| Goal of the exercise |
Each record below should be output verbatim, without pictures.
--- Data in this exercise ---
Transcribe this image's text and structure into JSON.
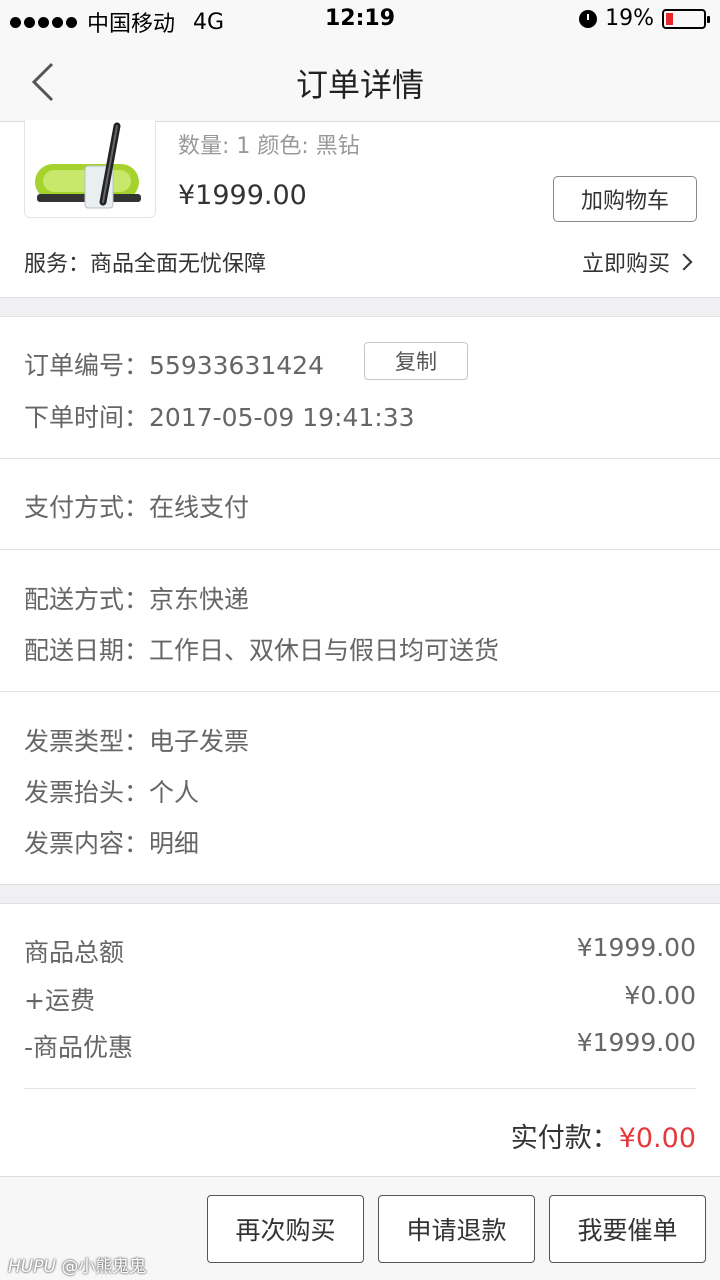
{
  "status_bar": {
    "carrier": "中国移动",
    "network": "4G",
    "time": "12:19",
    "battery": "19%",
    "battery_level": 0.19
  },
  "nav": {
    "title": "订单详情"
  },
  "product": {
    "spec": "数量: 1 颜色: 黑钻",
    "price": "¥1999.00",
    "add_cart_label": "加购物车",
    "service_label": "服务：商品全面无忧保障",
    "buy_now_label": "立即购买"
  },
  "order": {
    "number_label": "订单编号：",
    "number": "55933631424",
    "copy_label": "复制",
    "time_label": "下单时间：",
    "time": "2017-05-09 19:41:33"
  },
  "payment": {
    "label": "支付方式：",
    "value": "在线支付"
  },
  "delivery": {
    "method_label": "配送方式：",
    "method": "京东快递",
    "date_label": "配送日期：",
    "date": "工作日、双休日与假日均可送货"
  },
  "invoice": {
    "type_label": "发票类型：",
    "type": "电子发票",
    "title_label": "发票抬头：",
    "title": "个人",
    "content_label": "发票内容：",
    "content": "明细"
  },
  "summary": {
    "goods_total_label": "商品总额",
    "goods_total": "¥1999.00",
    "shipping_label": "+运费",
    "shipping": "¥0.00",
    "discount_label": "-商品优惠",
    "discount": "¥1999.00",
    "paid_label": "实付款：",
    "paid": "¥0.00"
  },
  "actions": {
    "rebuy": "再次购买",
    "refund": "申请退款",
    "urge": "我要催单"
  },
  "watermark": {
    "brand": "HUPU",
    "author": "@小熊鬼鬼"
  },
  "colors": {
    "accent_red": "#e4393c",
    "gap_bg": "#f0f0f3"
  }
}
---
| Expected answer |
Transcribe this image's text and structure into JSON.
{
  "status_bar": {
    "carrier": "中国移动",
    "network": "4G",
    "time": "12:19",
    "battery": "19%",
    "battery_level": 0.19
  },
  "nav": {
    "title": "订单详情"
  },
  "product": {
    "spec": "数量: 1 颜色: 黑钻",
    "price": "¥1999.00",
    "add_cart_label": "加购物车",
    "service_label": "服务：商品全面无忧保障",
    "buy_now_label": "立即购买"
  },
  "order": {
    "number_label": "订单编号：",
    "number": "55933631424",
    "copy_label": "复制",
    "time_label": "下单时间：",
    "time": "2017-05-09 19:41:33"
  },
  "payment": {
    "label": "支付方式：",
    "value": "在线支付"
  },
  "delivery": {
    "method_label": "配送方式：",
    "method": "京东快递",
    "date_label": "配送日期：",
    "date": "工作日、双休日与假日均可送货"
  },
  "invoice": {
    "type_label": "发票类型：",
    "type": "电子发票",
    "title_label": "发票抬头：",
    "title": "个人",
    "content_label": "发票内容：",
    "content": "明细"
  },
  "summary": {
    "goods_total_label": "商品总额",
    "goods_total": "¥1999.00",
    "shipping_label": "+运费",
    "shipping": "¥0.00",
    "discount_label": "-商品优惠",
    "discount": "¥1999.00",
    "paid_label": "实付款：",
    "paid": "¥0.00"
  },
  "actions": {
    "rebuy": "再次购买",
    "refund": "申请退款",
    "urge": "我要催单"
  },
  "watermark": {
    "brand": "HUPU",
    "author": "@小熊鬼鬼"
  },
  "colors": {
    "accent_red": "#e4393c",
    "gap_bg": "#f0f0f3"
  }
}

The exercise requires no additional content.